▸ **MATERIAL FOR THIS TASK**

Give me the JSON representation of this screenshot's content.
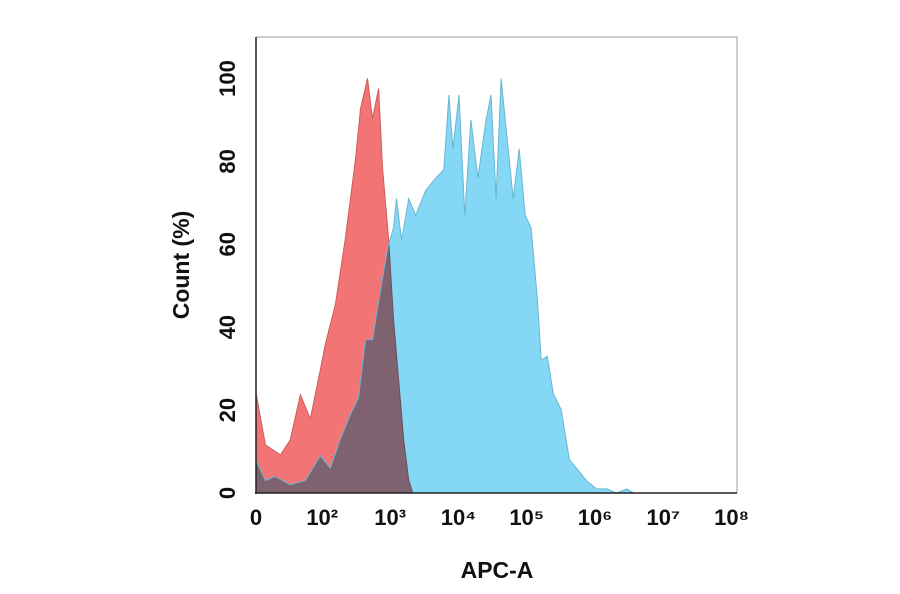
{
  "chart_data": {
    "type": "area",
    "xlabel": "APC-A",
    "ylabel": "Count  (%)",
    "xscale": "biexponential",
    "xlim": [
      0,
      120000000
    ],
    "ylim": [
      0,
      110
    ],
    "xticks": [
      0,
      {
        "value": 100,
        "label": "10²"
      },
      {
        "value": 1000,
        "label": "10³"
      },
      {
        "value": 10000,
        "label": "10⁴"
      },
      {
        "value": 100000,
        "label": "10⁵"
      },
      {
        "value": 1000000,
        "label": "10⁶"
      },
      {
        "value": 10000000,
        "label": "10⁷"
      },
      {
        "value": 100000000,
        "label": "10⁸"
      }
    ],
    "yticks": [
      0,
      20,
      40,
      60,
      80,
      100
    ],
    "series": [
      {
        "color": "#f26d6d",
        "x": [
          0,
          7,
          20,
          31,
          46,
          66,
          94,
          111,
          157,
          220,
          310,
          367,
          465,
          551,
          676,
          774,
          948,
          1120,
          1330,
          1580,
          1870,
          2140
        ],
        "values": [
          24.2,
          11.6,
          9.2,
          12.8,
          23.7,
          17.9,
          29.8,
          35.8,
          45.5,
          61.3,
          80.6,
          92.7,
          100,
          90.3,
          97.6,
          78.2,
          61.3,
          41.9,
          27.4,
          12.8,
          3.1,
          0
        ]
      },
      {
        "color": "#7dd6f5",
        "x": [
          0,
          7,
          15,
          31,
          55,
          94,
          132,
          186,
          262,
          343,
          435,
          551,
          724,
          917,
          1120,
          1240,
          1470,
          1870,
          2370,
          3320,
          4660,
          6110,
          7240,
          8290,
          10200,
          12400,
          15200,
          19300,
          25300,
          30000,
          35600,
          42100,
          49900,
          63300,
          77500,
          94900,
          116000,
          143000,
          163000,
          200000,
          245000,
          321000,
          421000,
          534000,
          749000,
          1050000,
          1480000,
          2070000,
          2910000,
          3690000
        ],
        "values": [
          8,
          3,
          4,
          2,
          3,
          9,
          6,
          13,
          19,
          23,
          37,
          37,
          49,
          59,
          64,
          71,
          61,
          71,
          67,
          73,
          76,
          78,
          96,
          83,
          96,
          67,
          90,
          76,
          90,
          96,
          71,
          100,
          88,
          71,
          83,
          67,
          64,
          47,
          32,
          33,
          24,
          20,
          8,
          6,
          3,
          1,
          1,
          0,
          1,
          0
        ]
      }
    ]
  }
}
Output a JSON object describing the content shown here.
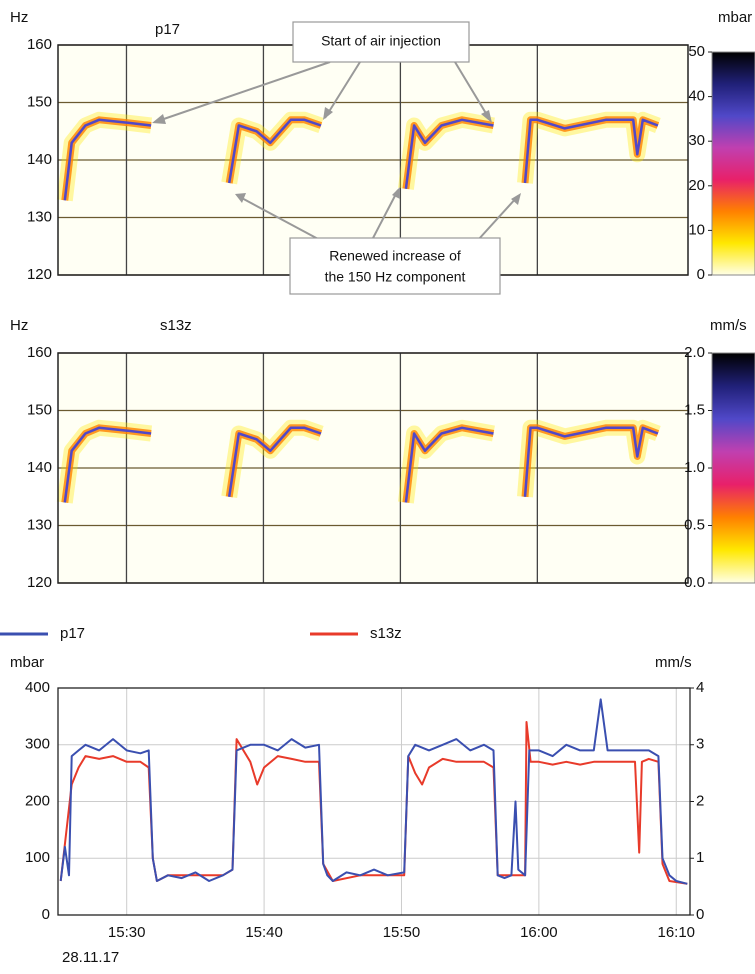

▸ **AIM OF THE TASK**
Extract each line holding the string "JSON".

▸ **SOLVED PROBLEM**
Give me the JSON representation of this screenshot's content.
Output a JSON object describing the content shown here.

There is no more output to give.